## Collected data entries
────────────────

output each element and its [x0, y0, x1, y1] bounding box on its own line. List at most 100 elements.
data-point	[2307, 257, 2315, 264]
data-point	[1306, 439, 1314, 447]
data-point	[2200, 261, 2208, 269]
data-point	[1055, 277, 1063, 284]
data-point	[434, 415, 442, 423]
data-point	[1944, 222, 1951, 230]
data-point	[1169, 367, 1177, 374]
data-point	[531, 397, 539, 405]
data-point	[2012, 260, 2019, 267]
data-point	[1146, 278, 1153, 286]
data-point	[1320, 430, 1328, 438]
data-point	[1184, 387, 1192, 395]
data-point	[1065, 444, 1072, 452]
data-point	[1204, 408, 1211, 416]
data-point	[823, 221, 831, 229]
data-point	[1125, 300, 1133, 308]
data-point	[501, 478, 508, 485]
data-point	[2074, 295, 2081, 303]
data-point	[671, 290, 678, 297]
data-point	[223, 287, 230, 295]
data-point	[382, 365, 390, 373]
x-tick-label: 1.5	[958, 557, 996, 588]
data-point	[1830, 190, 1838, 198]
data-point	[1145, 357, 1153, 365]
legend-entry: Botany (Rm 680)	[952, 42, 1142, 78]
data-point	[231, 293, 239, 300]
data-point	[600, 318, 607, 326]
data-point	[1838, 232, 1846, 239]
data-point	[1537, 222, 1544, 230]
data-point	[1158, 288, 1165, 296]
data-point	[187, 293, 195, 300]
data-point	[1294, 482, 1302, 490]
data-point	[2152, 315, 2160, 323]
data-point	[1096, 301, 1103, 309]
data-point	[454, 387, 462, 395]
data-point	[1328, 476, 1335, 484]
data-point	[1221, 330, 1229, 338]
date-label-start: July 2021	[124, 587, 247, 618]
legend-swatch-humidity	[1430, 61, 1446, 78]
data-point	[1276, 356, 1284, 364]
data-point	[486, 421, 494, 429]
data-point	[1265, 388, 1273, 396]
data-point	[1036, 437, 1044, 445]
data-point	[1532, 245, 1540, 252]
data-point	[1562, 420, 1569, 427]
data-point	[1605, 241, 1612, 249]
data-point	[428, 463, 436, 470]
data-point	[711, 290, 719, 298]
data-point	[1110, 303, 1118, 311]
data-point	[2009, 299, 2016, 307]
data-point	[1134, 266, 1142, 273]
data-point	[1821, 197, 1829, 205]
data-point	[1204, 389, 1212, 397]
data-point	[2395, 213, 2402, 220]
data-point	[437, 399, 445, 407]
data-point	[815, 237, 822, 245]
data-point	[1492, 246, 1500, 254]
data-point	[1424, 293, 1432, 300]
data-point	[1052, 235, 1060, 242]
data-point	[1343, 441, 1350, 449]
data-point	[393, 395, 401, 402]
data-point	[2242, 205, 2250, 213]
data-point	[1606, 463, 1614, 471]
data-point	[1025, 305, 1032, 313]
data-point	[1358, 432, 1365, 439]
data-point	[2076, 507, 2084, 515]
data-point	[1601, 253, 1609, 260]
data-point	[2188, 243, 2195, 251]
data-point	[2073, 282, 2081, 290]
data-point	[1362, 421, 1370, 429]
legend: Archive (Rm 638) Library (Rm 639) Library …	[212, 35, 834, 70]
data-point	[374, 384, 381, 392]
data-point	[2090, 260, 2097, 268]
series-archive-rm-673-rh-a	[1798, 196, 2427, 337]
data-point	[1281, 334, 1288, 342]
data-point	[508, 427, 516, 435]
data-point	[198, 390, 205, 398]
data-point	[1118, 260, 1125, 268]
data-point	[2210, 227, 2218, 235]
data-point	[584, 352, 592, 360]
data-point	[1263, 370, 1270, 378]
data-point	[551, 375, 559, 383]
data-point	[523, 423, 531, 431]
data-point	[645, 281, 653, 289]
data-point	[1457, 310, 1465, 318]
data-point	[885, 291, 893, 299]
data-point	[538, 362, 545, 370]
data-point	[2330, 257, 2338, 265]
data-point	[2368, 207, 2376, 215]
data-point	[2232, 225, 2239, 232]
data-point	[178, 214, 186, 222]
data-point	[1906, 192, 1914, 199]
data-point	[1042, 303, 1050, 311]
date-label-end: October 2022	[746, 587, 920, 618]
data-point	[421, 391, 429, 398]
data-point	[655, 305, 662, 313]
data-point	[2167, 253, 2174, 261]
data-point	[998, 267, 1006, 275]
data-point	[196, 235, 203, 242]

────────────────

## WRITTEN TASK
Return the stretch of the entries from the very start through the line containing "260, 2019, 267]", with both ends included, reproduced character for character.

## THE RESULT
output each element and its [x0, y0, x1, y1] bounding box on its own line. List at most 100 elements.
data-point	[2307, 257, 2315, 264]
data-point	[1306, 439, 1314, 447]
data-point	[2200, 261, 2208, 269]
data-point	[1055, 277, 1063, 284]
data-point	[434, 415, 442, 423]
data-point	[1944, 222, 1951, 230]
data-point	[1169, 367, 1177, 374]
data-point	[531, 397, 539, 405]
data-point	[2012, 260, 2019, 267]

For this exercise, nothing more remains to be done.